## The problem:
Repeat the listing that follows, character for character, minus the pictures.

━━━━━━━━━━━━━━━━━━━━

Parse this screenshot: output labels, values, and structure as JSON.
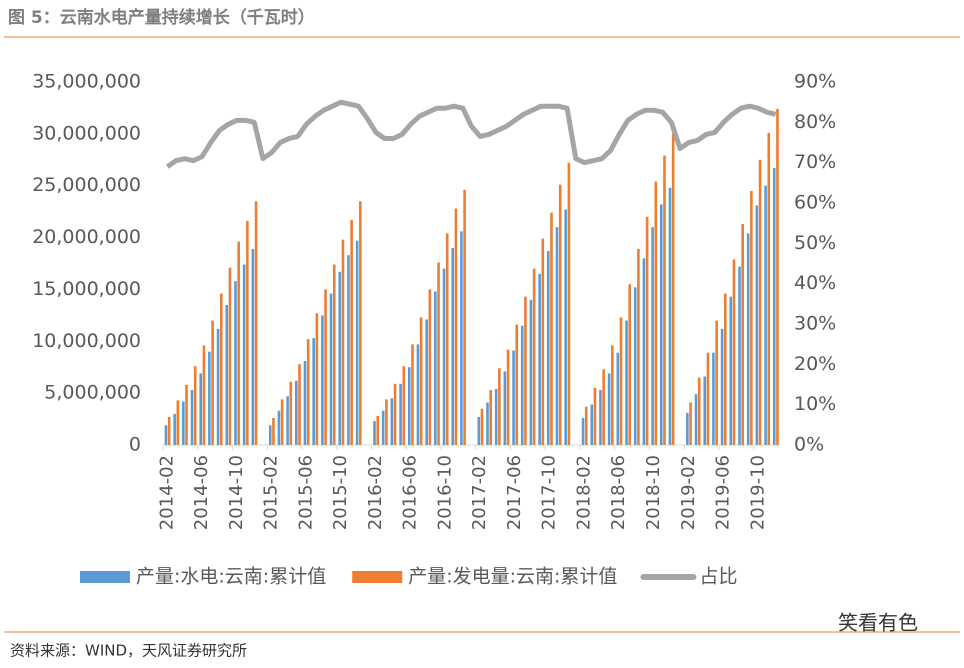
{
  "title": "图 5：云南水电产量持续增长（千瓦时）",
  "source": "资料来源：WIND，天风证券研究所",
  "watermark": "笑看有色",
  "chart_data": {
    "type": "bar-line",
    "categories": [
      "2014-02",
      null,
      null,
      null,
      "2014-06",
      null,
      null,
      null,
      "2014-10",
      null,
      null,
      null,
      "2015-02",
      null,
      null,
      null,
      "2015-06",
      null,
      null,
      null,
      "2015-10",
      null,
      null,
      null,
      "2016-02",
      null,
      null,
      null,
      "2016-06",
      null,
      null,
      null,
      "2016-10",
      null,
      null,
      null,
      "2017-02",
      null,
      null,
      null,
      "2017-06",
      null,
      null,
      null,
      "2017-10",
      null,
      null,
      null,
      "2018-02",
      null,
      null,
      null,
      "2018-06",
      null,
      null,
      null,
      "2018-10",
      null,
      null,
      null,
      "2019-02",
      null,
      null,
      null,
      "2019-06",
      null,
      null,
      null,
      "2019-10",
      null,
      null
    ],
    "ylim": [
      0,
      35000000
    ],
    "yticks": [
      0,
      {
        "value": 5000000,
        "label": "5,000,000"
      },
      {
        "value": 10000000,
        "label": "10,000,000"
      },
      {
        "value": 15000000,
        "label": "15,000,000"
      },
      {
        "value": 20000000,
        "label": "20,000,000"
      },
      {
        "value": 25000000,
        "label": "25,000,000"
      },
      {
        "value": 30000000,
        "label": "30,000,000"
      },
      {
        "value": 35000000,
        "label": "35,000,000"
      }
    ],
    "y2lim": [
      0,
      90
    ],
    "y2ticks": [
      {
        "value": 0,
        "label": "0%"
      },
      {
        "value": 10,
        "label": "10%"
      },
      {
        "value": 20,
        "label": "20%"
      },
      {
        "value": 30,
        "label": "30%"
      },
      {
        "value": 40,
        "label": "40%"
      },
      {
        "value": 50,
        "label": "50%"
      },
      {
        "value": 60,
        "label": "60%"
      },
      {
        "value": 70,
        "label": "70%"
      },
      {
        "value": 80,
        "label": "80%"
      },
      {
        "value": 90,
        "label": "90%"
      }
    ],
    "series": [
      {
        "name": "产量:水电:云南:累计值",
        "color": "#5b9bd5",
        "kind": "bar",
        "values": [
          1900000,
          3000000,
          4200000,
          5300000,
          6900000,
          9000000,
          11200000,
          13500000,
          15800000,
          17400000,
          18900000,
          null,
          1900000,
          3300000,
          4700000,
          6200000,
          8100000,
          10300000,
          12500000,
          14600000,
          16700000,
          18300000,
          19700000,
          null,
          2300000,
          3300000,
          4500000,
          5900000,
          7500000,
          9700000,
          12100000,
          14800000,
          17000000,
          19000000,
          20600000,
          null,
          2700000,
          4100000,
          5400000,
          7100000,
          9100000,
          11500000,
          14000000,
          16500000,
          18700000,
          21000000,
          22700000,
          null,
          2600000,
          3900000,
          5300000,
          6900000,
          8900000,
          12000000,
          15200000,
          18000000,
          21000000,
          23200000,
          24800000,
          null,
          3100000,
          4900000,
          6600000,
          8900000,
          11200000,
          14300000,
          17200000,
          20400000,
          23100000,
          25000000,
          26700000
        ]
      },
      {
        "name": "产量:发电量:云南:累计值",
        "color": "#ed7d31",
        "kind": "bar",
        "values": [
          2700000,
          4300000,
          5800000,
          7600000,
          9600000,
          12000000,
          14600000,
          17100000,
          19600000,
          21600000,
          23500000,
          null,
          2600000,
          4400000,
          6100000,
          7800000,
          10200000,
          12700000,
          15000000,
          17400000,
          19800000,
          21700000,
          23500000,
          null,
          2800000,
          4400000,
          5900000,
          7600000,
          9700000,
          12300000,
          15000000,
          17600000,
          20400000,
          22800000,
          24600000,
          null,
          3500000,
          5300000,
          7400000,
          9200000,
          11600000,
          14300000,
          17000000,
          19900000,
          22400000,
          25100000,
          27200000,
          null,
          3700000,
          5500000,
          7300000,
          9600000,
          12300000,
          15500000,
          18900000,
          22000000,
          25400000,
          27900000,
          30000000,
          null,
          4100000,
          6500000,
          8900000,
          12000000,
          14600000,
          17900000,
          21300000,
          24500000,
          27500000,
          30100000,
          32400000
        ]
      },
      {
        "name": "占比",
        "color": "#a5a5a5",
        "kind": "line",
        "axis": "y2",
        "values": [
          69,
          70.5,
          71,
          70.5,
          71.5,
          75,
          78,
          79.5,
          80.5,
          80.5,
          80,
          71,
          72.5,
          75,
          76,
          76.5,
          79.5,
          81.5,
          83,
          84,
          85,
          84.5,
          84,
          81,
          77.5,
          76,
          76,
          77,
          79.5,
          81.5,
          82.5,
          83.5,
          83.5,
          84,
          83.5,
          79,
          76.5,
          77,
          78,
          79,
          80.5,
          82,
          83,
          84,
          84,
          84,
          83.5,
          71,
          70,
          70.5,
          71,
          73,
          77,
          80.5,
          82,
          83,
          83,
          82.5,
          80,
          73.5,
          75,
          75.5,
          77,
          77.5,
          80,
          82,
          83.5,
          84,
          83.5,
          82.5,
          82
        ]
      }
    ]
  }
}
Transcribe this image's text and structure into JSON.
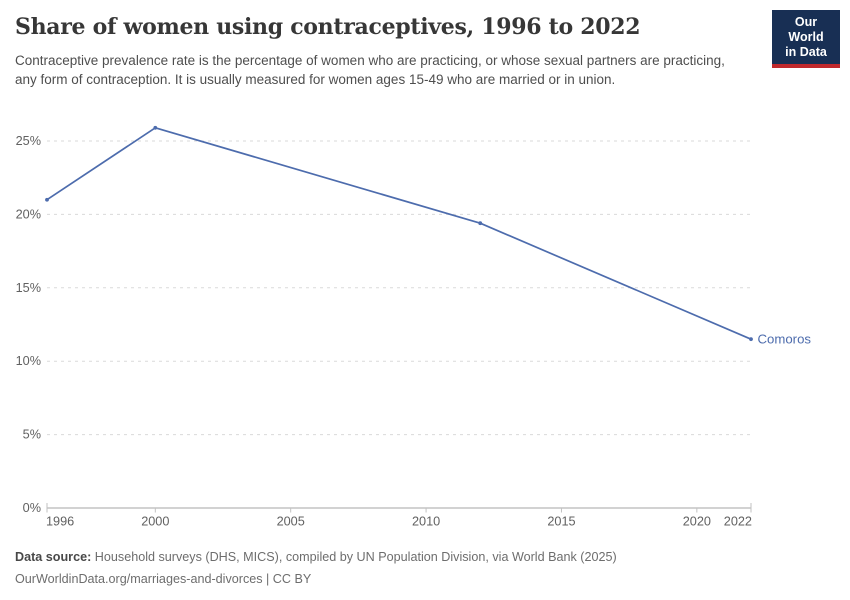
{
  "header": {
    "title": "Share of women using contraceptives, 1996 to 2022",
    "subtitle": "Contraceptive prevalence rate is the percentage of women who are practicing, or whose sexual partners are practicing, any form of contraception. It is usually measured for women ages 15-49 who are married or in union.",
    "logo": {
      "line1": "Our World",
      "line2": "in Data"
    }
  },
  "chart_data": {
    "type": "line",
    "title": "Share of women using contraceptives, 1996 to 2022",
    "x": [
      1996,
      2000,
      2012,
      2022
    ],
    "series": [
      {
        "name": "Comoros",
        "color": "#4d6cad",
        "values": [
          21.0,
          25.9,
          19.4,
          11.5
        ]
      }
    ],
    "xlabel": "",
    "ylabel": "",
    "xlim": [
      1996,
      2022
    ],
    "ylim": [
      0,
      26.6
    ],
    "x_ticks": [
      1996,
      2000,
      2005,
      2010,
      2015,
      2020,
      2022
    ],
    "y_ticks": [
      0,
      5,
      10,
      15,
      20,
      25
    ],
    "y_tick_format": "{v}%",
    "grid": "horizontal-dashed",
    "legend": "end-of-line-label"
  },
  "footer": {
    "source_label": "Data source:",
    "source_text": " Household surveys (DHS, MICS), compiled by UN Population Division, via World Bank (2025)",
    "citation": "OurWorldinData.org/marriages-and-divorces | CC BY"
  },
  "colors": {
    "line": "#4d6cad",
    "grid": "#dadada",
    "axis": "#a6a6a6",
    "tick": "#c2c2c2",
    "tick_label": "#616161",
    "logo_bg": "#182f54",
    "logo_stripe": "#c0282c"
  }
}
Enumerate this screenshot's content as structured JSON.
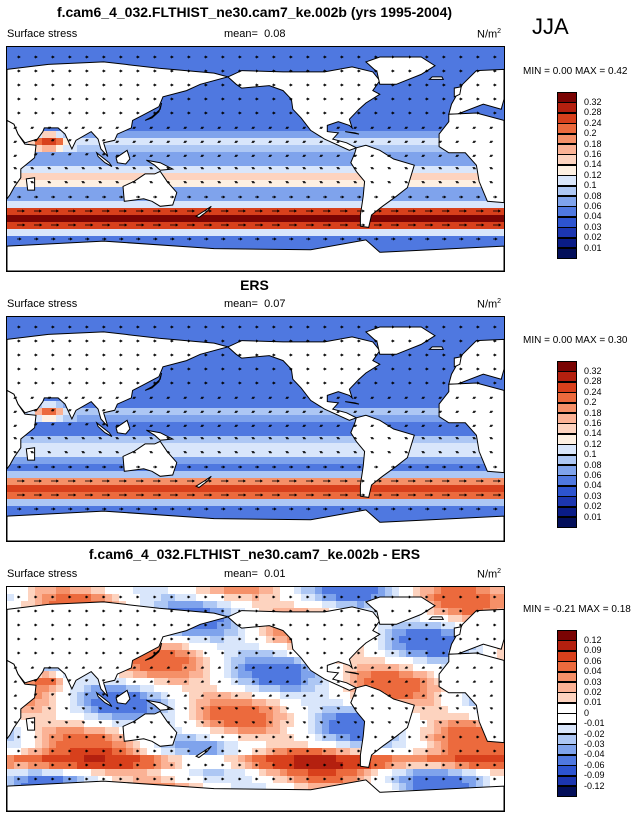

━━━━━━━━━━━━━━━━━━━━

## Result:
Parse this screenshot: output labels, values, and structure as JSON.
{
  "title": "图 5：云南水电产量持续增长（千瓦时）",
  "source": "资料来源：WIND，天风证券研究所",
  "watermark": "笑看有色",
  "chart_data": {
    "type": "bar-line",
    "categories": [
      "2014-02",
      null,
      null,
      null,
      "2014-06",
      null,
      null,
      null,
      "2014-10",
      null,
      null,
      null,
      "2015-02",
      null,
      null,
      null,
      "2015-06",
      null,
      null,
      null,
      "2015-10",
      null,
      null,
      null,
      "2016-02",
      null,
      null,
      null,
      "2016-06",
      null,
      null,
      null,
      "2016-10",
      null,
      null,
      null,
      "2017-02",
      null,
      null,
      null,
      "2017-06",
      null,
      null,
      null,
      "2017-10",
      null,
      null,
      null,
      "2018-02",
      null,
      null,
      null,
      "2018-06",
      null,
      null,
      null,
      "2018-10",
      null,
      null,
      null,
      "2019-02",
      null,
      null,
      null,
      "2019-06",
      null,
      null,
      null,
      "2019-10",
      null,
      null
    ],
    "ylim": [
      0,
      35000000
    ],
    "yticks": [
      0,
      {
        "value": 5000000,
        "label": "5,000,000"
      },
      {
        "value": 10000000,
        "label": "10,000,000"
      },
      {
        "value": 15000000,
        "label": "15,000,000"
      },
      {
        "value": 20000000,
        "label": "20,000,000"
      },
      {
        "value": 25000000,
        "label": "25,000,000"
      },
      {
        "value": 30000000,
        "label": "30,000,000"
      },
      {
        "value": 35000000,
        "label": "35,000,000"
      }
    ],
    "y2lim": [
      0,
      90
    ],
    "y2ticks": [
      {
        "value": 0,
        "label": "0%"
      },
      {
        "value": 10,
        "label": "10%"
      },
      {
        "value": 20,
        "label": "20%"
      },
      {
        "value": 30,
        "label": "30%"
      },
      {
        "value": 40,
        "label": "40%"
      },
      {
        "value": 50,
        "label": "50%"
      },
      {
        "value": 60,
        "label": "60%"
      },
      {
        "value": 70,
        "label": "70%"
      },
      {
        "value": 80,
        "label": "80%"
      },
      {
        "value": 90,
        "label": "90%"
      }
    ],
    "series": [
      {
        "name": "产量:水电:云南:累计值",
        "color": "#5b9bd5",
        "kind": "bar",
        "values": [
          1900000,
          3000000,
          4200000,
          5300000,
          6900000,
          9000000,
          11200000,
          13500000,
          15800000,
          17400000,
          18900000,
          null,
          1900000,
          3300000,
          4700000,
          6200000,
          8100000,
          10300000,
          12500000,
          14600000,
          16700000,
          18300000,
          19700000,
          null,
          2300000,
          3300000,
          4500000,
          5900000,
          7500000,
          9700000,
          12100000,
          14800000,
          17000000,
          19000000,
          20600000,
          null,
          2700000,
          4100000,
          5400000,
          7100000,
          9100000,
          11500000,
          14000000,
          16500000,
          18700000,
          21000000,
          22700000,
          null,
          2600000,
          3900000,
          5300000,
          6900000,
          8900000,
          12000000,
          15200000,
          18000000,
          21000000,
          23200000,
          24800000,
          null,
          3100000,
          4900000,
          6600000,
          8900000,
          11200000,
          14300000,
          17200000,
          20400000,
          23100000,
          25000000,
          26700000
        ]
      },
      {
        "name": "产量:发电量:云南:累计值",
        "color": "#ed7d31",
        "kind": "bar",
        "values": [
          2700000,
          4300000,
          5800000,
          7600000,
          9600000,
          12000000,
          14600000,
          17100000,
          19600000,
          21600000,
          23500000,
          null,
          2600000,
          4400000,
          6100000,
          7800000,
          10200000,
          12700000,
          15000000,
          17400000,
          19800000,
          21700000,
          23500000,
          null,
          2800000,
          4400000,
          5900000,
          7600000,
          9700000,
          12300000,
          15000000,
          17600000,
          20400000,
          22800000,
          24600000,
          null,
          3500000,
          5300000,
          7400000,
          9200000,
          11600000,
          14300000,
          17000000,
          19900000,
          22400000,
          25100000,
          27200000,
          null,
          3700000,
          5500000,
          7300000,
          9600000,
          12300000,
          15500000,
          18900000,
          22000000,
          25400000,
          27900000,
          30000000,
          null,
          4100000,
          6500000,
          8900000,
          12000000,
          14600000,
          17900000,
          21300000,
          24500000,
          27500000,
          30100000,
          32400000
        ]
      },
      {
        "name": "占比",
        "color": "#a5a5a5",
        "kind": "line",
        "axis": "y2",
        "values": [
          69,
          70.5,
          71,
          70.5,
          71.5,
          75,
          78,
          79.5,
          80.5,
          80.5,
          80,
          71,
          72.5,
          75,
          76,
          76.5,
          79.5,
          81.5,
          83,
          84,
          85,
          84.5,
          84,
          81,
          77.5,
          76,
          76,
          77,
          79.5,
          81.5,
          82.5,
          83.5,
          83.5,
          84,
          83.5,
          79,
          76.5,
          77,
          78,
          79,
          80.5,
          82,
          83,
          84,
          84,
          84,
          83.5,
          71,
          70,
          70.5,
          71,
          73,
          77,
          80.5,
          82,
          83,
          83,
          82.5,
          80,
          73.5,
          75,
          75.5,
          77,
          77.5,
          80,
          82,
          83.5,
          84,
          83.5,
          82.5,
          82
        ]
      }
    ]
  }
}
Transcribe this image's text and structure into JSON.
{
  "header": {
    "title": "Share of women using contraceptives, 1996 to 2022",
    "subtitle": "Contraceptive prevalence rate is the percentage of women who are practicing, or whose sexual partners are practicing, any form of contraception. It is usually measured for women ages 15-49 who are married or in union.",
    "logo": {
      "line1": "Our World",
      "line2": "in Data"
    }
  },
  "chart_data": {
    "type": "line",
    "title": "Share of women using contraceptives, 1996 to 2022",
    "x": [
      1996,
      2000,
      2012,
      2022
    ],
    "series": [
      {
        "name": "Comoros",
        "color": "#4d6cad",
        "values": [
          21.0,
          25.9,
          19.4,
          11.5
        ]
      }
    ],
    "xlabel": "",
    "ylabel": "",
    "xlim": [
      1996,
      2022
    ],
    "ylim": [
      0,
      26.6
    ],
    "x_ticks": [
      1996,
      2000,
      2005,
      2010,
      2015,
      2020,
      2022
    ],
    "y_ticks": [
      0,
      5,
      10,
      15,
      20,
      25
    ],
    "y_tick_format": "{v}%",
    "grid": "horizontal-dashed",
    "legend": "end-of-line-label"
  },
  "footer": {
    "source_label": "Data source:",
    "source_text": " Household surveys (DHS, MICS), compiled by UN Population Division, via World Bank (2025)",
    "citation": "OurWorldinData.org/marriages-and-divorces | CC BY"
  },
  "colors": {
    "line": "#4d6cad",
    "grid": "#dadada",
    "axis": "#a6a6a6",
    "tick": "#c2c2c2",
    "tick_label": "#616161",
    "logo_bg": "#182f54",
    "logo_stripe": "#c0282c"
  }
}
Enumerate this screenshot's content as structured JSON.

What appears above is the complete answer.